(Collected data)

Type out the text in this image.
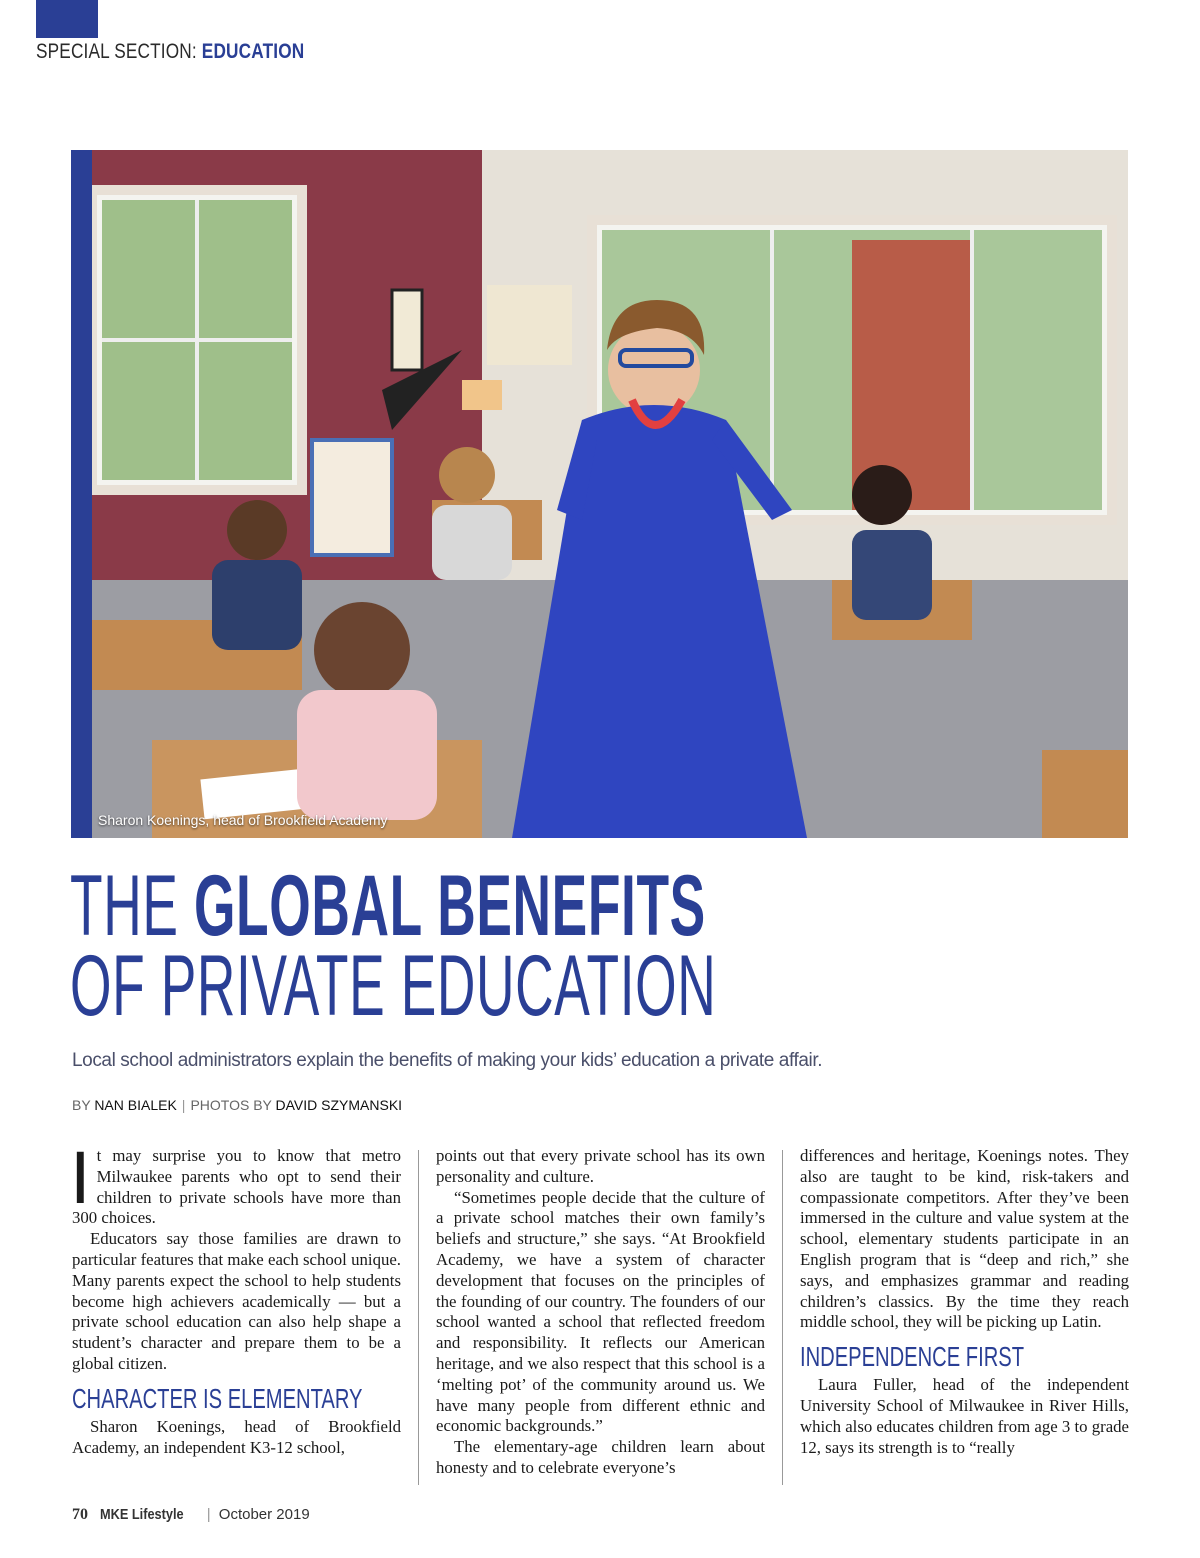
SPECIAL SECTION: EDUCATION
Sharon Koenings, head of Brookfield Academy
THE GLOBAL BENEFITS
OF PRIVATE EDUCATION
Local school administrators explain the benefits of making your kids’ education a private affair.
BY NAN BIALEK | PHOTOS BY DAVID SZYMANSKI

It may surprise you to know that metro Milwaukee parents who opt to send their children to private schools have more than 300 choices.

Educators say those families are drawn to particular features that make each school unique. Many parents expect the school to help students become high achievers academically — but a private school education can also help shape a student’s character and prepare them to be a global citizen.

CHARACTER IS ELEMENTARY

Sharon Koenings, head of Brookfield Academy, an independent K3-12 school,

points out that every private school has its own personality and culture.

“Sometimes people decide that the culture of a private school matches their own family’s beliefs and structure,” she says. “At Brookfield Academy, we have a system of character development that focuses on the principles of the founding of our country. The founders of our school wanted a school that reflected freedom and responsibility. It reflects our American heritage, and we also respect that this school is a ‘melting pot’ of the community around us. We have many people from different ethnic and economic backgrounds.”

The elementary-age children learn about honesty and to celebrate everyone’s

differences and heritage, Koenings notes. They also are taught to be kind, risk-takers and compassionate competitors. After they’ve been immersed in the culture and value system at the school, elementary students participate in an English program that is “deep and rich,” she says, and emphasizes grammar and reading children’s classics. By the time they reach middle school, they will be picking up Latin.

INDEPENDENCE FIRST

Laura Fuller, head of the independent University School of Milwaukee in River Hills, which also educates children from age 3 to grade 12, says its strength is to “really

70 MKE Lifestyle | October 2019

==

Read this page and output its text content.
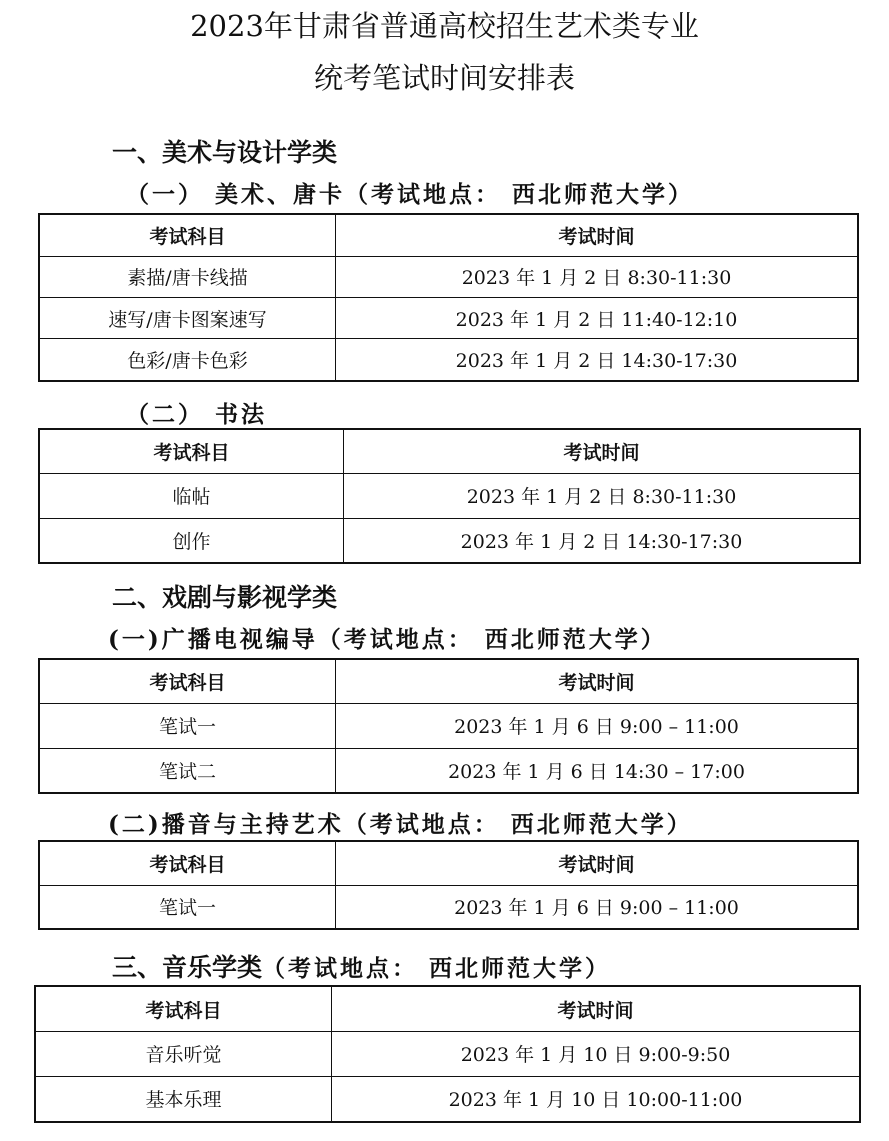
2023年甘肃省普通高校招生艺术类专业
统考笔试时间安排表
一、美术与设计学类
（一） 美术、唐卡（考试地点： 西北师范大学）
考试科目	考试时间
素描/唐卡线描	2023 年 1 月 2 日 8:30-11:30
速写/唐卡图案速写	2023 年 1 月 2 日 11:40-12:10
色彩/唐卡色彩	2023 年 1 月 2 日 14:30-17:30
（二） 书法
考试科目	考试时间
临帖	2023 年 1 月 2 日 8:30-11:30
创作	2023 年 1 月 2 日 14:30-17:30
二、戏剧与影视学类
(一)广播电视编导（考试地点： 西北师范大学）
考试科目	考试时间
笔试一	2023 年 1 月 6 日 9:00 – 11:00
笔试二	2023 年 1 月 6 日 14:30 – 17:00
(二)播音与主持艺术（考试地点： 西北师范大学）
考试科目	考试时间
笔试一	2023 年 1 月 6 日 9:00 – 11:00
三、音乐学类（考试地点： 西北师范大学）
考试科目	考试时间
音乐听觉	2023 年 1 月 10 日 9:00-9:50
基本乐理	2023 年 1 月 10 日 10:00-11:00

> WRITTEN EXERCISE: Within the entries above, report how many lines include "head", and keep the answer to the number.

> ANSWER TO THE EXERCISE: 3